◆ **PROVIDED DATA**
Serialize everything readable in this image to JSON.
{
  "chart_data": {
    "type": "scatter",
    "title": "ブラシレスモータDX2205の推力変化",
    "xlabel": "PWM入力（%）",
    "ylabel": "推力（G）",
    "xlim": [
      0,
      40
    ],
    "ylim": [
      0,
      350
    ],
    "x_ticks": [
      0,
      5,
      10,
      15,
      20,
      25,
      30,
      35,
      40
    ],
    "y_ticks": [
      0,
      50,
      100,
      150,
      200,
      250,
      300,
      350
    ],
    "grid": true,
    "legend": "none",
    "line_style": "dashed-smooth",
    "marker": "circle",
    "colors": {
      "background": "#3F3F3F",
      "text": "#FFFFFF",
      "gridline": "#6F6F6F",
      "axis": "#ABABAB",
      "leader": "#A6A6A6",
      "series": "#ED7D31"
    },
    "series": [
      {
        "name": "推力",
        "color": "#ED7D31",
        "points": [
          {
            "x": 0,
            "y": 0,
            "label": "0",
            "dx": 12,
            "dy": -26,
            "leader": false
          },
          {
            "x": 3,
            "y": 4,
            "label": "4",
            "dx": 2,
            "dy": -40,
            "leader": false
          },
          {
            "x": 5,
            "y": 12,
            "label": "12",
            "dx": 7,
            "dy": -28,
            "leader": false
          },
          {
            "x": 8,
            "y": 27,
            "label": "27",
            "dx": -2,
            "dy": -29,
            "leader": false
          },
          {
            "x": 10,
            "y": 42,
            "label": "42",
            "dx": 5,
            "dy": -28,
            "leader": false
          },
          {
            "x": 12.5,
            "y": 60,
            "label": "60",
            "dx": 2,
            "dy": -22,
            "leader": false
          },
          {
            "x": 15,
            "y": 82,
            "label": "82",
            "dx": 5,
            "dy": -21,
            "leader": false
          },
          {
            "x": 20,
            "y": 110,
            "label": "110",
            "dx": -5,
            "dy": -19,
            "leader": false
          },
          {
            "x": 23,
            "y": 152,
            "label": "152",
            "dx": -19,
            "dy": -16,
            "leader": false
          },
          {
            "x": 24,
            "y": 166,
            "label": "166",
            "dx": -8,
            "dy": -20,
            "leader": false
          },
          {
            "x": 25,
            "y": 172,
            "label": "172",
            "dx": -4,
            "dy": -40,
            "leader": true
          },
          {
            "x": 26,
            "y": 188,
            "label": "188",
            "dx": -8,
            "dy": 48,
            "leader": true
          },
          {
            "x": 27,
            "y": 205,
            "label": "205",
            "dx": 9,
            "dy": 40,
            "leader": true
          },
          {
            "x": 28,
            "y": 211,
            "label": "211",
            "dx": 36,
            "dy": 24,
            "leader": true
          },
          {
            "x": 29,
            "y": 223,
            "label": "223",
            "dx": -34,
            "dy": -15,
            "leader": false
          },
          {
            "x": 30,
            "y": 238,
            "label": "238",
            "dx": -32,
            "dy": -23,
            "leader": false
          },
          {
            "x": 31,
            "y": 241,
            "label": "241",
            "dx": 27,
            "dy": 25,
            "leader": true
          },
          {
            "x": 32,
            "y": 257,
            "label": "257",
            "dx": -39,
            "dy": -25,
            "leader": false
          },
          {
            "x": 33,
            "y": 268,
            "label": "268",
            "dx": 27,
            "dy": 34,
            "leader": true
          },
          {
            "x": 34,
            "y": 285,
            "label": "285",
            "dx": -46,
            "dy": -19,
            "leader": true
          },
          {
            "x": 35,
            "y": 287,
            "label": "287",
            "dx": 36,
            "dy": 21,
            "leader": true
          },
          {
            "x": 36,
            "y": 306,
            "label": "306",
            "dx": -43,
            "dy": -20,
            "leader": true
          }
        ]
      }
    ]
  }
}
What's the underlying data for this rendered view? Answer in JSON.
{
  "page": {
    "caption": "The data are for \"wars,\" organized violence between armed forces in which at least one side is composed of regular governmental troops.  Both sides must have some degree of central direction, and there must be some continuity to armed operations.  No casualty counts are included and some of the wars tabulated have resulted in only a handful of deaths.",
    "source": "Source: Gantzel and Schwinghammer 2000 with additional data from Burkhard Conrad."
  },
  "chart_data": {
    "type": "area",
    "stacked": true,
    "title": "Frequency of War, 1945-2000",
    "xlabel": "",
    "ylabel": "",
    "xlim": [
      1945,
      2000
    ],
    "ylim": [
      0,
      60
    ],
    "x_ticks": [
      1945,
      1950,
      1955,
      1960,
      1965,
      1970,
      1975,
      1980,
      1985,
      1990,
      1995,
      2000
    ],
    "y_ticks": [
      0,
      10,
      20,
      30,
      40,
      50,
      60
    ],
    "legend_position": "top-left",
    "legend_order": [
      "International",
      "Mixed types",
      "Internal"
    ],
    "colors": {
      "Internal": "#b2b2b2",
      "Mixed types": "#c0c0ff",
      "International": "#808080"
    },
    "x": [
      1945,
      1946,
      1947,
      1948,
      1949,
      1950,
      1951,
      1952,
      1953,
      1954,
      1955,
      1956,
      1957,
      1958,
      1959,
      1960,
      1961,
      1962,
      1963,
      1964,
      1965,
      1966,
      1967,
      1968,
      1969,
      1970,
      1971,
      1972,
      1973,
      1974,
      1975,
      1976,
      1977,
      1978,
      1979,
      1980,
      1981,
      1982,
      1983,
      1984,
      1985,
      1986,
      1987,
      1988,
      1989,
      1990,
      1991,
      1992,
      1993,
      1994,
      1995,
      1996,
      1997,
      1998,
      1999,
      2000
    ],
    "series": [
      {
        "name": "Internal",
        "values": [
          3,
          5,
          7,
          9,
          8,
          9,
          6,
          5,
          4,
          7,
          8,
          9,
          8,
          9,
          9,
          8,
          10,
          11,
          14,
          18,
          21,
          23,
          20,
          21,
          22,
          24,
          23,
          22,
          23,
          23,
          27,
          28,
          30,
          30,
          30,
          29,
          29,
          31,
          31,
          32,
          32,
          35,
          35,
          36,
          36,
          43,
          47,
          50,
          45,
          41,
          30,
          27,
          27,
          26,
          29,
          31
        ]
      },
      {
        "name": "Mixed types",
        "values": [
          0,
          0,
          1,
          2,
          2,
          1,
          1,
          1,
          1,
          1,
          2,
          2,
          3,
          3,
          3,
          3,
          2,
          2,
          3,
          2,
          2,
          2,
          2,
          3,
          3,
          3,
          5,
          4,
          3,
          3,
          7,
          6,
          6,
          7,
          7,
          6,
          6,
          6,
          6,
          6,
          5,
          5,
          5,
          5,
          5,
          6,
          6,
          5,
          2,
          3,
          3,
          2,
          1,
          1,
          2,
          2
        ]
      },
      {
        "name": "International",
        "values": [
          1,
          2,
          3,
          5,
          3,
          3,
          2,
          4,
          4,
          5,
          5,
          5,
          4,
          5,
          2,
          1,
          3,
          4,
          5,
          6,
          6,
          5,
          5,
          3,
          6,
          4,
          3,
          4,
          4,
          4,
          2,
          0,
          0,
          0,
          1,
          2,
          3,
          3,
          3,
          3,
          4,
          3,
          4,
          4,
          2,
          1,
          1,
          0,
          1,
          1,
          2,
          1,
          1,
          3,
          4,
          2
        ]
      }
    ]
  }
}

◆ **GOAL**
Pick out and copy the lines of the entries that hold the string "types".

◆ **EXERCISE OUTPUT**
      "Mixed types",
      "Mixed types": "#c0c0ff",
        "name": "Mixed types",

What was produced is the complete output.